WHAT THE TASK ASKS:
Read the data and repeat all of it exactly.

==============================

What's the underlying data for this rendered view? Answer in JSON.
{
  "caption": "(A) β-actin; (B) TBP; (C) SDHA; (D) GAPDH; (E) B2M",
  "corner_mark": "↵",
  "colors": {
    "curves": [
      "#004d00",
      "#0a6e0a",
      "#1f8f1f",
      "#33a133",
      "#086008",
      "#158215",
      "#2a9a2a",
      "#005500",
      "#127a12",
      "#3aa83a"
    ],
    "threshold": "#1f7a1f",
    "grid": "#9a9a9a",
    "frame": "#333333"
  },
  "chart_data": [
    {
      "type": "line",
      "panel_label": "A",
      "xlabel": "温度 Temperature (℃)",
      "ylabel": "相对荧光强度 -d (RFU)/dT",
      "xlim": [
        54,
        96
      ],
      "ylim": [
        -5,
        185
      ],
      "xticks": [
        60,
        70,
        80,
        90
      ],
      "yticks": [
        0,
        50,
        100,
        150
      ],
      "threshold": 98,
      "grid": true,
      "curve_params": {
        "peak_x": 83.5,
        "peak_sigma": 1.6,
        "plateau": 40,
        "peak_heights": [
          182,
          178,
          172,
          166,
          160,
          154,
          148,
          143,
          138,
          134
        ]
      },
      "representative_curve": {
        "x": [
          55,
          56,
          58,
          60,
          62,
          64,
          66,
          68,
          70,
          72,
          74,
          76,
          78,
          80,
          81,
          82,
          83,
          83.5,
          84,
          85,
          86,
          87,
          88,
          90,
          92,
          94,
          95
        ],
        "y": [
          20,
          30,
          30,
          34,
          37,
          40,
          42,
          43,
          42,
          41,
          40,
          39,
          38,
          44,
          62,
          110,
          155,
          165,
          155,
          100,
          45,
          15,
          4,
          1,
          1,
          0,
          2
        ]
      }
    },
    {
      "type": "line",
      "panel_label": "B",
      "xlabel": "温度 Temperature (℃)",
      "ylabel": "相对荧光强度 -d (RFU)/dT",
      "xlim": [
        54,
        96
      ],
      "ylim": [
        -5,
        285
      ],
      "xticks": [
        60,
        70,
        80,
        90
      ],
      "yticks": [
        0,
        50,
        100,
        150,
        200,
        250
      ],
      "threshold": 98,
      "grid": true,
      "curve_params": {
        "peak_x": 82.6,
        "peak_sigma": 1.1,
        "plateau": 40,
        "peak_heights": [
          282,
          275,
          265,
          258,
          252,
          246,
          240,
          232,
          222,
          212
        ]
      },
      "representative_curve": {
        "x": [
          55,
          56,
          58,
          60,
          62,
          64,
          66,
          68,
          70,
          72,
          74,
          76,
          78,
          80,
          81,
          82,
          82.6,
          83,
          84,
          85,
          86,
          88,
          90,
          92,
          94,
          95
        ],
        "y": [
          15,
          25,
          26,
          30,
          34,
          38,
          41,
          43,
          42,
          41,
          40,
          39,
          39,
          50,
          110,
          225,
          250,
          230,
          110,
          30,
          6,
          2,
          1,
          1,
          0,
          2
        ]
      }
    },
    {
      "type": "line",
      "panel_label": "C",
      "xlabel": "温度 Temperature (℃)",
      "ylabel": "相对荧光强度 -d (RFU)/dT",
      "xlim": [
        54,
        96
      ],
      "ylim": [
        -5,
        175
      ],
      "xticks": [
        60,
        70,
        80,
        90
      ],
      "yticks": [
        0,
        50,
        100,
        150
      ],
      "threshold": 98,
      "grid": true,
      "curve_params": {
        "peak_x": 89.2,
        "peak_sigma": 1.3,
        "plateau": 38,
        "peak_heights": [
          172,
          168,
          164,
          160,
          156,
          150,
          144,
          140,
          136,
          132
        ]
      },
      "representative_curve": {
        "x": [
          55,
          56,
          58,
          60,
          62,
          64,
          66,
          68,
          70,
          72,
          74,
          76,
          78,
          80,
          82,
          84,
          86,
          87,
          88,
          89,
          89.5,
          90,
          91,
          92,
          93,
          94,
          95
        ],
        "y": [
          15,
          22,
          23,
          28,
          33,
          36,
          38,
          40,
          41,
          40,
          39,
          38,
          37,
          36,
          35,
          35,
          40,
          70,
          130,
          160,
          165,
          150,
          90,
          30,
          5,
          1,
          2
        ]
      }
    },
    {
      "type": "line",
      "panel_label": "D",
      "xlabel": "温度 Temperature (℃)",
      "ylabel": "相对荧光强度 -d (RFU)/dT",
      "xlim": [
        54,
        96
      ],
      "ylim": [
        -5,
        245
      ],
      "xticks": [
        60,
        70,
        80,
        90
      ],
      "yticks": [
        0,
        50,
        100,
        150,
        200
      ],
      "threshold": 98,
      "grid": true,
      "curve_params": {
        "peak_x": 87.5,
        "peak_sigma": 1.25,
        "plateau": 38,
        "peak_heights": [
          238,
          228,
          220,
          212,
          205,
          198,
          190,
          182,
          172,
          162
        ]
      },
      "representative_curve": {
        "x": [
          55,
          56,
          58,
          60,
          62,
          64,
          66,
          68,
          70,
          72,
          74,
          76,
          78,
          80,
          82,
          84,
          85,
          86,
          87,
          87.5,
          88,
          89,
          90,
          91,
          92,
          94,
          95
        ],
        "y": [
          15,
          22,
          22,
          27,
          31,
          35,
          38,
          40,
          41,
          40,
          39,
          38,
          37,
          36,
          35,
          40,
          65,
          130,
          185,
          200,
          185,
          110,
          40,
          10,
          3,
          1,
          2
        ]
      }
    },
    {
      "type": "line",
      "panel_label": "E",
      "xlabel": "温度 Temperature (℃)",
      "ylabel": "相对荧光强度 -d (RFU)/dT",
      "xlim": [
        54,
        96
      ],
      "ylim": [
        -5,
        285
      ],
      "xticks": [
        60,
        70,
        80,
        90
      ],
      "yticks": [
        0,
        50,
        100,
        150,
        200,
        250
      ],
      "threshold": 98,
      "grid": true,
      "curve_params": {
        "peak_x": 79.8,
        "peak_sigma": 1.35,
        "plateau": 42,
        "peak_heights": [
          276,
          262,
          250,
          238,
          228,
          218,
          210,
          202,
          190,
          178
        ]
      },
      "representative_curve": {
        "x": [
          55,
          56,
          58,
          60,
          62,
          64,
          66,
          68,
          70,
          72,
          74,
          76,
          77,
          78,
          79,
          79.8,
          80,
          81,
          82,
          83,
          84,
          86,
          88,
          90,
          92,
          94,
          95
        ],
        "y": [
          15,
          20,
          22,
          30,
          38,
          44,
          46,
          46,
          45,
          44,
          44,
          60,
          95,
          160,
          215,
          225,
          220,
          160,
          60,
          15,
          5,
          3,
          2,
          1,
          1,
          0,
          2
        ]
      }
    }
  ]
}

==============================

EXERCISE SOLUTION:
What's the underlying data for this rendered view? Answer in JSON.
{
  "caption": "(A) β-actin; (B) TBP; (C) SDHA; (D) GAPDH; (E) B2M",
  "corner_mark": "↵",
  "colors": {
    "curves": [
      "#004d00",
      "#0a6e0a",
      "#1f8f1f",
      "#33a133",
      "#086008",
      "#158215",
      "#2a9a2a",
      "#005500",
      "#127a12",
      "#3aa83a"
    ],
    "threshold": "#1f7a1f",
    "grid": "#9a9a9a",
    "frame": "#333333"
  },
  "chart_data": [
    {
      "type": "line",
      "panel_label": "A",
      "xlabel": "温度 Temperature (℃)",
      "ylabel": "相对荧光强度 -d (RFU)/dT",
      "xlim": [
        54,
        96
      ],
      "ylim": [
        -5,
        185
      ],
      "xticks": [
        60,
        70,
        80,
        90
      ],
      "yticks": [
        0,
        50,
        100,
        150
      ],
      "threshold": 98,
      "grid": true,
      "curve_params": {
        "peak_x": 83.5,
        "peak_sigma": 1.6,
        "plateau": 40,
        "peak_heights": [
          182,
          178,
          172,
          166,
          160,
          154,
          148,
          143,
          138,
          134
        ]
      },
      "representative_curve": {
        "x": [
          55,
          56,
          58,
          60,
          62,
          64,
          66,
          68,
          70,
          72,
          74,
          76,
          78,
          80,
          81,
          82,
          83,
          83.5,
          84,
          85,
          86,
          87,
          88,
          90,
          92,
          94,
          95
        ],
        "y": [
          20,
          30,
          30,
          34,
          37,
          40,
          42,
          43,
          42,
          41,
          40,
          39,
          38,
          44,
          62,
          110,
          155,
          165,
          155,
          100,
          45,
          15,
          4,
          1,
          1,
          0,
          2
        ]
      }
    },
    {
      "type": "line",
      "panel_label": "B",
      "xlabel": "温度 Temperature (℃)",
      "ylabel": "相对荧光强度 -d (RFU)/dT",
      "xlim": [
        54,
        96
      ],
      "ylim": [
        -5,
        285
      ],
      "xticks": [
        60,
        70,
        80,
        90
      ],
      "yticks": [
        0,
        50,
        100,
        150,
        200,
        250
      ],
      "threshold": 98,
      "grid": true,
      "curve_params": {
        "peak_x": 82.6,
        "peak_sigma": 1.1,
        "plateau": 40,
        "peak_heights": [
          282,
          275,
          265,
          258,
          252,
          246,
          240,
          232,
          222,
          212
        ]
      },
      "representative_curve": {
        "x": [
          55,
          56,
          58,
          60,
          62,
          64,
          66,
          68,
          70,
          72,
          74,
          76,
          78,
          80,
          81,
          82,
          82.6,
          83,
          84,
          85,
          86,
          88,
          90,
          92,
          94,
          95
        ],
        "y": [
          15,
          25,
          26,
          30,
          34,
          38,
          41,
          43,
          42,
          41,
          40,
          39,
          39,
          50,
          110,
          225,
          250,
          230,
          110,
          30,
          6,
          2,
          1,
          1,
          0,
          2
        ]
      }
    },
    {
      "type": "line",
      "panel_label": "C",
      "xlabel": "温度 Temperature (℃)",
      "ylabel": "相对荧光强度 -d (RFU)/dT",
      "xlim": [
        54,
        96
      ],
      "ylim": [
        -5,
        175
      ],
      "xticks": [
        60,
        70,
        80,
        90
      ],
      "yticks": [
        0,
        50,
        100,
        150
      ],
      "threshold": 98,
      "grid": true,
      "curve_params": {
        "peak_x": 89.2,
        "peak_sigma": 1.3,
        "plateau": 38,
        "peak_heights": [
          172,
          168,
          164,
          160,
          156,
          150,
          144,
          140,
          136,
          132
        ]
      },
      "representative_curve": {
        "x": [
          55,
          56,
          58,
          60,
          62,
          64,
          66,
          68,
          70,
          72,
          74,
          76,
          78,
          80,
          82,
          84,
          86,
          87,
          88,
          89,
          89.5,
          90,
          91,
          92,
          93,
          94,
          95
        ],
        "y": [
          15,
          22,
          23,
          28,
          33,
          36,
          38,
          40,
          41,
          40,
          39,
          38,
          37,
          36,
          35,
          35,
          40,
          70,
          130,
          160,
          165,
          150,
          90,
          30,
          5,
          1,
          2
        ]
      }
    },
    {
      "type": "line",
      "panel_label": "D",
      "xlabel": "温度 Temperature (℃)",
      "ylabel": "相对荧光强度 -d (RFU)/dT",
      "xlim": [
        54,
        96
      ],
      "ylim": [
        -5,
        245
      ],
      "xticks": [
        60,
        70,
        80,
        90
      ],
      "yticks": [
        0,
        50,
        100,
        150,
        200
      ],
      "threshold": 98,
      "grid": true,
      "curve_params": {
        "peak_x": 87.5,
        "peak_sigma": 1.25,
        "plateau": 38,
        "peak_heights": [
          238,
          228,
          220,
          212,
          205,
          198,
          190,
          182,
          172,
          162
        ]
      },
      "representative_curve": {
        "x": [
          55,
          56,
          58,
          60,
          62,
          64,
          66,
          68,
          70,
          72,
          74,
          76,
          78,
          80,
          82,
          84,
          85,
          86,
          87,
          87.5,
          88,
          89,
          90,
          91,
          92,
          94,
          95
        ],
        "y": [
          15,
          22,
          22,
          27,
          31,
          35,
          38,
          40,
          41,
          40,
          39,
          38,
          37,
          36,
          35,
          40,
          65,
          130,
          185,
          200,
          185,
          110,
          40,
          10,
          3,
          1,
          2
        ]
      }
    },
    {
      "type": "line",
      "panel_label": "E",
      "xlabel": "温度 Temperature (℃)",
      "ylabel": "相对荧光强度 -d (RFU)/dT",
      "xlim": [
        54,
        96
      ],
      "ylim": [
        -5,
        285
      ],
      "xticks": [
        60,
        70,
        80,
        90
      ],
      "yticks": [
        0,
        50,
        100,
        150,
        200,
        250
      ],
      "threshold": 98,
      "grid": true,
      "curve_params": {
        "peak_x": 79.8,
        "peak_sigma": 1.35,
        "plateau": 42,
        "peak_heights": [
          276,
          262,
          250,
          238,
          228,
          218,
          210,
          202,
          190,
          178
        ]
      },
      "representative_curve": {
        "x": [
          55,
          56,
          58,
          60,
          62,
          64,
          66,
          68,
          70,
          72,
          74,
          76,
          77,
          78,
          79,
          79.8,
          80,
          81,
          82,
          83,
          84,
          86,
          88,
          90,
          92,
          94,
          95
        ],
        "y": [
          15,
          20,
          22,
          30,
          38,
          44,
          46,
          46,
          45,
          44,
          44,
          60,
          95,
          160,
          215,
          225,
          220,
          160,
          60,
          15,
          5,
          3,
          2,
          1,
          1,
          0,
          2
        ]
      }
    }
  ]
}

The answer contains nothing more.